Goal of the exercise
Pull every line containing the word "Characteristics" from the records.

* * * * * * * * *

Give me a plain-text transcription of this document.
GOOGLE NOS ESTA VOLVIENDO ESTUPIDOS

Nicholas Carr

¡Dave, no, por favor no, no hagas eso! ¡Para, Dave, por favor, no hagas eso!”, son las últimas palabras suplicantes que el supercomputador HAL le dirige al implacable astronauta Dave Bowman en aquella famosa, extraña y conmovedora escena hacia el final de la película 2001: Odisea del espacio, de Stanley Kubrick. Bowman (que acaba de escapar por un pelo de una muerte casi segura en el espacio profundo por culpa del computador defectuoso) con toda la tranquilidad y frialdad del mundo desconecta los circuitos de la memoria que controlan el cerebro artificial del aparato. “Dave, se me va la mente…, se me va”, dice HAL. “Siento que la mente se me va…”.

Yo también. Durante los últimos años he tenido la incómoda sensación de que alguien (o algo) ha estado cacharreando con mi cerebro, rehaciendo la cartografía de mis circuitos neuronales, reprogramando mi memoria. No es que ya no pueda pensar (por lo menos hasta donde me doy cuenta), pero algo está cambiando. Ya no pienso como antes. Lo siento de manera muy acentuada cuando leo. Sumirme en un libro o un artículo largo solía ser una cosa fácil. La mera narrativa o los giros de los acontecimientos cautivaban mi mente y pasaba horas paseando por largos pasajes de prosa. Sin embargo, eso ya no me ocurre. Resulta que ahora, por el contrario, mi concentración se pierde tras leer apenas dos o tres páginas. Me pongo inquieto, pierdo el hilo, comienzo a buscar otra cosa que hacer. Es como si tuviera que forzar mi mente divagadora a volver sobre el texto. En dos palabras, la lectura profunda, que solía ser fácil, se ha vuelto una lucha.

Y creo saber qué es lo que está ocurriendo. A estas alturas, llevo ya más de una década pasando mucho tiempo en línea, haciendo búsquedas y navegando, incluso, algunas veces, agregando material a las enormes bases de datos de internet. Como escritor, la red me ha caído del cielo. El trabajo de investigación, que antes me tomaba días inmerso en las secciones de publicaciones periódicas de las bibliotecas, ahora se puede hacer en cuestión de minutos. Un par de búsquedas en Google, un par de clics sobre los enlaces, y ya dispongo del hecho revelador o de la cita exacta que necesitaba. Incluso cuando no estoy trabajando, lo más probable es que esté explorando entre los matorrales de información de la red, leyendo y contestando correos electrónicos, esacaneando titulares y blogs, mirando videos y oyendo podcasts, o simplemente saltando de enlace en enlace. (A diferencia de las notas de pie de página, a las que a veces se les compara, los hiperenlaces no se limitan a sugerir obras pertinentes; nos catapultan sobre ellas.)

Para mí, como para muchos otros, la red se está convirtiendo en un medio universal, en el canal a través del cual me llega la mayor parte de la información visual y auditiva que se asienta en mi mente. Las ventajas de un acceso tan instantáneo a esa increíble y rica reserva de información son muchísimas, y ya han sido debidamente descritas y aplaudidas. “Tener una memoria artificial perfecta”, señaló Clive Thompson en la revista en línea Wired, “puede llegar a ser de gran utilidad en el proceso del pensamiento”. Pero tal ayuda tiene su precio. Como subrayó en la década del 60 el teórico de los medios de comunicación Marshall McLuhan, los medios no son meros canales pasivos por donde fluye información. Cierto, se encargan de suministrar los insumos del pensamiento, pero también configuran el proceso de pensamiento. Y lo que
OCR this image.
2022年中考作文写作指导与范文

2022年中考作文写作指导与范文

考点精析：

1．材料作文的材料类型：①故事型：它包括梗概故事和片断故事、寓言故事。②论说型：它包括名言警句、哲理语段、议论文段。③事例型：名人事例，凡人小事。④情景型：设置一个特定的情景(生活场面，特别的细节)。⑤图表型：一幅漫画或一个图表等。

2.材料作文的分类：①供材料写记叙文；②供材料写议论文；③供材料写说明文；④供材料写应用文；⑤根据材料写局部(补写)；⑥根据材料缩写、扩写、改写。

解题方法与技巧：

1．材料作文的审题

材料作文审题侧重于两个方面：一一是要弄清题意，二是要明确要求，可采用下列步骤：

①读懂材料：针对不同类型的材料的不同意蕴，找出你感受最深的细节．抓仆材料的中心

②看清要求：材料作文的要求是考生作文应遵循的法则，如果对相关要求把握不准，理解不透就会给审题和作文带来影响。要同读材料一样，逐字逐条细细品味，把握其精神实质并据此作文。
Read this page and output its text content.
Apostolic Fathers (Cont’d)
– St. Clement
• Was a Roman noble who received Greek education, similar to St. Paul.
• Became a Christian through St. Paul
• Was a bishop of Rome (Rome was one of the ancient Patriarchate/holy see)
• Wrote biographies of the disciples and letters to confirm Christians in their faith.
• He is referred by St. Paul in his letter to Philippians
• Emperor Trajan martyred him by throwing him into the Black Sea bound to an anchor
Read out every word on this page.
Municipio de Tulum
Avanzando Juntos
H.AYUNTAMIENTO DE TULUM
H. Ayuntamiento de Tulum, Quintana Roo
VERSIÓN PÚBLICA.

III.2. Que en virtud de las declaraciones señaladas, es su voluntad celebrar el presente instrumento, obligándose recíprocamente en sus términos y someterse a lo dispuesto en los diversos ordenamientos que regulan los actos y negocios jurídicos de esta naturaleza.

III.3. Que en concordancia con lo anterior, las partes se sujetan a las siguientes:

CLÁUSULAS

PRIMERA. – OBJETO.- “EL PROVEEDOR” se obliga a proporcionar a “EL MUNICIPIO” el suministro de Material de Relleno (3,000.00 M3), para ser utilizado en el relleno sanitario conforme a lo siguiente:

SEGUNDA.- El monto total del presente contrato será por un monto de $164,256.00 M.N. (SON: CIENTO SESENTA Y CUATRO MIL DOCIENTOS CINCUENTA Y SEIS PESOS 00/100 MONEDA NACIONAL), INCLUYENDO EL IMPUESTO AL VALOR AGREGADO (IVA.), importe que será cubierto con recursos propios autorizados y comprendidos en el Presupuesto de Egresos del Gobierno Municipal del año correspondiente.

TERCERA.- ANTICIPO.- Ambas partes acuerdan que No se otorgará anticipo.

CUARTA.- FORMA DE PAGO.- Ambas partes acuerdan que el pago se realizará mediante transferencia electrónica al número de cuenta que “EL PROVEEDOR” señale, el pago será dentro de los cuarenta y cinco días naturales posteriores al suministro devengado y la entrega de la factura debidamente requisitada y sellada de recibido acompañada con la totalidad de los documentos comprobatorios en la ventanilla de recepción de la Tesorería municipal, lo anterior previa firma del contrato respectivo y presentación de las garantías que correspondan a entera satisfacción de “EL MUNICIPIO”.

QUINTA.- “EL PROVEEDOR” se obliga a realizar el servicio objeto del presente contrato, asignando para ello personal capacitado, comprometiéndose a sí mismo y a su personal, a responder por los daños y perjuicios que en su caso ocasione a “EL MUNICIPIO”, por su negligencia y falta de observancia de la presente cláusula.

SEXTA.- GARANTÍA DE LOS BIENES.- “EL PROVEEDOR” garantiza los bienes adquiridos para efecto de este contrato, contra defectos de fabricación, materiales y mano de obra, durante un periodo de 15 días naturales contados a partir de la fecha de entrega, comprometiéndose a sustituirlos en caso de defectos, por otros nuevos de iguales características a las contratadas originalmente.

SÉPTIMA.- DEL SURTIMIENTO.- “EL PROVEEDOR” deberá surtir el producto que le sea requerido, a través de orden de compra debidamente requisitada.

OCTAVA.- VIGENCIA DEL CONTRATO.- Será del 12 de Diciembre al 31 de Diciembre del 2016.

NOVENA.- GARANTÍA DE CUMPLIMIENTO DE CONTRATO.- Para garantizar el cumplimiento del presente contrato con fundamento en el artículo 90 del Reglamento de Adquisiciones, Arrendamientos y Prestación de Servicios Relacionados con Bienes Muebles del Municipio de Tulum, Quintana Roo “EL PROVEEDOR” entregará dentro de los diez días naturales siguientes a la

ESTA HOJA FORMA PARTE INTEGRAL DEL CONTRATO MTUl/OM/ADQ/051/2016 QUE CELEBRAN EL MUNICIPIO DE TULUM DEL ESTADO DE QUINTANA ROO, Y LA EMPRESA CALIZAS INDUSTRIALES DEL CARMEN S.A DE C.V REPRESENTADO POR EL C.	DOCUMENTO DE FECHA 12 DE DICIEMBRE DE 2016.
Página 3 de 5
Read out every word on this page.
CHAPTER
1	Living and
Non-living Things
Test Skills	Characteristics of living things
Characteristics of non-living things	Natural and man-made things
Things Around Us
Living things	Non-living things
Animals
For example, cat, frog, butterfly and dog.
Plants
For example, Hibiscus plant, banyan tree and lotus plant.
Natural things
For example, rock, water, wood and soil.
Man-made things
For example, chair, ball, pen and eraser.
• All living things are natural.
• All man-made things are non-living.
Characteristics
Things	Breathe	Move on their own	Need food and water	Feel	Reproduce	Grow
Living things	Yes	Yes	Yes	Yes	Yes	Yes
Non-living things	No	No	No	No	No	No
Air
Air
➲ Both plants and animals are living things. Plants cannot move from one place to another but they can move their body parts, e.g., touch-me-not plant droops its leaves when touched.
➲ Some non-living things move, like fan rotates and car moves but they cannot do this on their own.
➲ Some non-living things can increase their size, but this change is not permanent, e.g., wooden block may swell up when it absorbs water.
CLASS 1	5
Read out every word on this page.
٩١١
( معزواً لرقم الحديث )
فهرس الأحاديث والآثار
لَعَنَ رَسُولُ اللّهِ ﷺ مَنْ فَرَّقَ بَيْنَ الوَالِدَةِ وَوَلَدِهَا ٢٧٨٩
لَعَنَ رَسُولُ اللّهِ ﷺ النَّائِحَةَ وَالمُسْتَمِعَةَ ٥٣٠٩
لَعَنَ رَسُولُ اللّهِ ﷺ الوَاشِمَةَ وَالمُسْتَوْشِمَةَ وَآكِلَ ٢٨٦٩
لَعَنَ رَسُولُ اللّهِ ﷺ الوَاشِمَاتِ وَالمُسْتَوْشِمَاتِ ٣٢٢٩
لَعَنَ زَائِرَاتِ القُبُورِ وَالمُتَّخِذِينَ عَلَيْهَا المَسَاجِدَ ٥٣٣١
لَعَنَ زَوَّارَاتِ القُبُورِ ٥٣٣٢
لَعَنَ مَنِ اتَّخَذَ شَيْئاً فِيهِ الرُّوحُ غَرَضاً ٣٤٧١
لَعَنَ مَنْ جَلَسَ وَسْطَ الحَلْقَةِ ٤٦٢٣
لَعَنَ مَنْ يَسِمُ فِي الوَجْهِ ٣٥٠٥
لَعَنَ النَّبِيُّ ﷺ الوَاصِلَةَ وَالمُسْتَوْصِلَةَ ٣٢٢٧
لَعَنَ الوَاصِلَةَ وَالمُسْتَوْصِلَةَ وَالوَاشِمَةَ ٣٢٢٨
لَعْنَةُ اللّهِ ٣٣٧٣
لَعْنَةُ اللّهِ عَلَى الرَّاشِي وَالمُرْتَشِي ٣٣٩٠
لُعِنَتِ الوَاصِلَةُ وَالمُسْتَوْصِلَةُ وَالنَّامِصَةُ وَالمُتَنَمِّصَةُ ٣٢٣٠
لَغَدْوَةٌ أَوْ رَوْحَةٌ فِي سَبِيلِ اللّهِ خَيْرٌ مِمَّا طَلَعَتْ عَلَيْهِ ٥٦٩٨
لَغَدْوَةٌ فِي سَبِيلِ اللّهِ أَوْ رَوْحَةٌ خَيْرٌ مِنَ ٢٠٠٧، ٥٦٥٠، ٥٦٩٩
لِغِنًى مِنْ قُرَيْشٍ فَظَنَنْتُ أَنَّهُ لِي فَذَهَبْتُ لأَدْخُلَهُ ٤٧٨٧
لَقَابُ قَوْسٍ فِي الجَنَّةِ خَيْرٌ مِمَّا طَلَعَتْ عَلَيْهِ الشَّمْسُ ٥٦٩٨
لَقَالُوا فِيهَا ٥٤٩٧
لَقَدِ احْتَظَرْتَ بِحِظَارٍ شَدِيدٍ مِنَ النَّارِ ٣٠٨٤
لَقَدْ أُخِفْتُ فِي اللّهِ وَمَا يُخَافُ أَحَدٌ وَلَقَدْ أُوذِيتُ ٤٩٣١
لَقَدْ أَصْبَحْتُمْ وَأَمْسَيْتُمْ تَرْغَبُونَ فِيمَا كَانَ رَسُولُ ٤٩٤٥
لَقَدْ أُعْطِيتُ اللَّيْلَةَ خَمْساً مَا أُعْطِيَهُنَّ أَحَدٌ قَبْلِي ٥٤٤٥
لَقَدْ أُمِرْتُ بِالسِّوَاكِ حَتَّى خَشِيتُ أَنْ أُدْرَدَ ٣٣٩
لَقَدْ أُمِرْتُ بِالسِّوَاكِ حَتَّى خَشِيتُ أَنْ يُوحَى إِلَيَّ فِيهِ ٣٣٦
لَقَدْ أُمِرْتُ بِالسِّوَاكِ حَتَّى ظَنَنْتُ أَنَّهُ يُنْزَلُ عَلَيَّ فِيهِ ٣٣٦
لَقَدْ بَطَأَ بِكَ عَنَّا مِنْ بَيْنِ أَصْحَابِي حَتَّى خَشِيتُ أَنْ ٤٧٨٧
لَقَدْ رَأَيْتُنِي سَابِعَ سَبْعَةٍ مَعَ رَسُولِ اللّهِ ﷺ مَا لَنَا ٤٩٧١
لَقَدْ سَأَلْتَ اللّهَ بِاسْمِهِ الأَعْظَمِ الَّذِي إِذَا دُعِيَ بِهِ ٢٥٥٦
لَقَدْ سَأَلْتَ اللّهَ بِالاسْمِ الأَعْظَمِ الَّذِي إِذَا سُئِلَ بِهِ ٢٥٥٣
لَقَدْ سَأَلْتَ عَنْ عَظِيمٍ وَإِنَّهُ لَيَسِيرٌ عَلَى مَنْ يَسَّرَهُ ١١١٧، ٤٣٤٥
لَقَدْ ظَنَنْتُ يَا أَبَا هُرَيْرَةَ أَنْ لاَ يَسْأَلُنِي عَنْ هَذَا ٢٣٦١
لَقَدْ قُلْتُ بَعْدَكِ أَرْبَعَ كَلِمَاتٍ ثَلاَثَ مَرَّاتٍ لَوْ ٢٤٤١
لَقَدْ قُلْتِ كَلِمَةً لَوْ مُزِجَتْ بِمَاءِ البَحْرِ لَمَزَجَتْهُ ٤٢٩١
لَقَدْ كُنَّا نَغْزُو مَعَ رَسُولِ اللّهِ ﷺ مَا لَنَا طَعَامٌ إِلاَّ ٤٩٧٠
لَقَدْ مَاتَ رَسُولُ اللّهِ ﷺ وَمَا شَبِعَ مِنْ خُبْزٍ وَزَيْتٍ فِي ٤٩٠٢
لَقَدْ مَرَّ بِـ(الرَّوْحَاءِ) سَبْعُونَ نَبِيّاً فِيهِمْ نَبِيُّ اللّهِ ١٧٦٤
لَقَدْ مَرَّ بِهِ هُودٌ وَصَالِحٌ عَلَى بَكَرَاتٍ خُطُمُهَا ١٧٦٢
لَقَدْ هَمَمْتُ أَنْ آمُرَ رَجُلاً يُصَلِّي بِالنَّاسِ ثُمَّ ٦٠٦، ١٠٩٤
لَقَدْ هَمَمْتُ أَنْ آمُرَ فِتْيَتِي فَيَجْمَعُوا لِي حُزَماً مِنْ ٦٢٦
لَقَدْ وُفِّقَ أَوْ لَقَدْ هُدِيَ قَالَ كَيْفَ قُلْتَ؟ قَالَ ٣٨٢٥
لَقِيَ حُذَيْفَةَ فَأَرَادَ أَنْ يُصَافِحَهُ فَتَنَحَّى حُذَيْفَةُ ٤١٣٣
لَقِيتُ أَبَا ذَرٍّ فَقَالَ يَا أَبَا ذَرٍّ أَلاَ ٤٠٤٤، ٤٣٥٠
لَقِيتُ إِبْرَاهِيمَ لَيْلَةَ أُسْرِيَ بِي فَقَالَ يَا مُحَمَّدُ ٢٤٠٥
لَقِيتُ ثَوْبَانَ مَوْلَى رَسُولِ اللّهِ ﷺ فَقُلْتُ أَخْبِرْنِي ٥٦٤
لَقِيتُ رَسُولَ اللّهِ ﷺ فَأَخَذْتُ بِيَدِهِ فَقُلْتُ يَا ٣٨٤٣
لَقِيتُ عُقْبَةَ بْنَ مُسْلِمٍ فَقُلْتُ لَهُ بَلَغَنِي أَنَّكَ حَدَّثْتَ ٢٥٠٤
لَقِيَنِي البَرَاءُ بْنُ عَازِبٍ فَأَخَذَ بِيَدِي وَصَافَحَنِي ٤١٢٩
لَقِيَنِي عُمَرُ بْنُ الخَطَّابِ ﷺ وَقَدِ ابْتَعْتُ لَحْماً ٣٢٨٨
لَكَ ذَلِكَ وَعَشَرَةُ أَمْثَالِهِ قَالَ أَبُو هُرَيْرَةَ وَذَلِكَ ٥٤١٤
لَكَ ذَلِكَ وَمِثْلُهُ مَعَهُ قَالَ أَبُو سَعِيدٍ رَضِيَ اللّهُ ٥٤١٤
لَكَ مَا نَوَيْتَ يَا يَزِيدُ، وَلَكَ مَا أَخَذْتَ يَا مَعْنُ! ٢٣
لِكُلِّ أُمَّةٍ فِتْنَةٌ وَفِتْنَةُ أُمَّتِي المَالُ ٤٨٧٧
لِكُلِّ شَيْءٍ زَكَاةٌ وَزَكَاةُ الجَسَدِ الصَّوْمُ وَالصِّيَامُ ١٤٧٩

* * * * * * * * *

Task result
Test Skills	Characteristics of living things
Characteristics of non-living things	Natural and man-made things
Characteristics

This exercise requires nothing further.